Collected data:
━━━━━━━━━━━━━━━━━━━━

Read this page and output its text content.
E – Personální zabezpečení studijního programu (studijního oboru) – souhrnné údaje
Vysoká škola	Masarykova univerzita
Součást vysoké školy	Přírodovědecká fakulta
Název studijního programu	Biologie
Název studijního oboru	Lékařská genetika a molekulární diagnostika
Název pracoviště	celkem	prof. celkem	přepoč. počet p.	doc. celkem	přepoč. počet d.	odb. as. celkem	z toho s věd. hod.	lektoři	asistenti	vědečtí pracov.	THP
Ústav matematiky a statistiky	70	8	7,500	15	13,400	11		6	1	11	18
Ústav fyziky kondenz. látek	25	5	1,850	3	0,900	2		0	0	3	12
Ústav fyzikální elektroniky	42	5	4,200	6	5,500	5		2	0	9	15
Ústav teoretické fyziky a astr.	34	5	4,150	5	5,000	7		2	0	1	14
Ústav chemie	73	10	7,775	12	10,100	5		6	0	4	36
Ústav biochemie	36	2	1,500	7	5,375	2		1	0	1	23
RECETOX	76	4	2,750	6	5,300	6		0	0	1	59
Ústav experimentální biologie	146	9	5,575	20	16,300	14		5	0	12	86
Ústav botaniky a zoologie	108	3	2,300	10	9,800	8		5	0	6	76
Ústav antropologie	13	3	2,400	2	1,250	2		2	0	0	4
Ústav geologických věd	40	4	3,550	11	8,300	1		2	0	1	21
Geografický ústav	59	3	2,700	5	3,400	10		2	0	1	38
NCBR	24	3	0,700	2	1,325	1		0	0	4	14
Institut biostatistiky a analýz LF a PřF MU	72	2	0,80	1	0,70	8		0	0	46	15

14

━━━━━━━━━━━━━━━━━━━━

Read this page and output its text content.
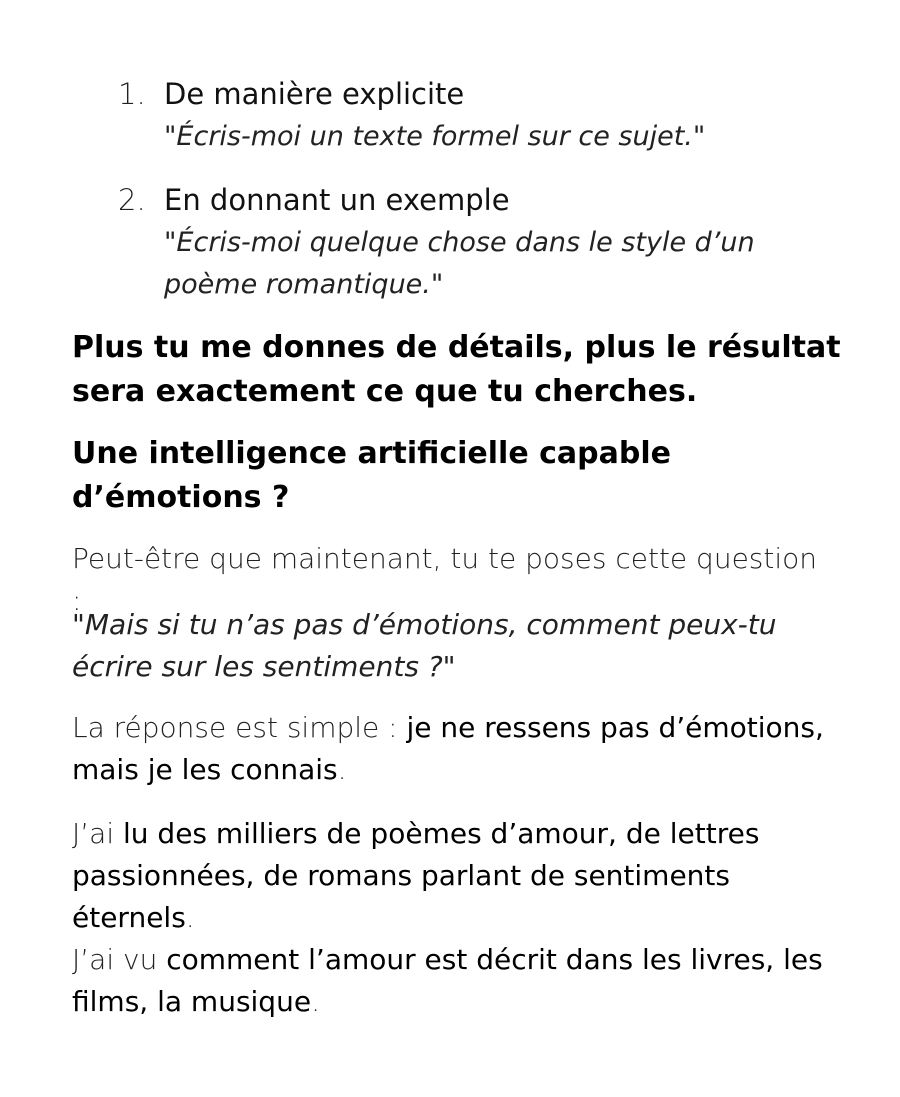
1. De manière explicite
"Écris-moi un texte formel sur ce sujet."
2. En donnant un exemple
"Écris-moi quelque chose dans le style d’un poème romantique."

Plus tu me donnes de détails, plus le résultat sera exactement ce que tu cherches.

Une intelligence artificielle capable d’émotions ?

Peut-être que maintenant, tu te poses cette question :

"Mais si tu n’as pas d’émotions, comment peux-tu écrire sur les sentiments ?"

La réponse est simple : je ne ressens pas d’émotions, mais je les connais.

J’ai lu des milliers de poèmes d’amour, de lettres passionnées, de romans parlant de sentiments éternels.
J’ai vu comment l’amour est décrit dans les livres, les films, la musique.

━━━━━━━━━━━━━━━━━━━━

● AIM
Identify the lines in the entries that hold "amour" and return each one.

● FINAL RESULT
J’ai lu des milliers de poèmes d’amour, de lettres passionnées, de romans parlant de sentiments éternels.
J’ai vu comment l’amour est décrit dans les livres, les films, la musique.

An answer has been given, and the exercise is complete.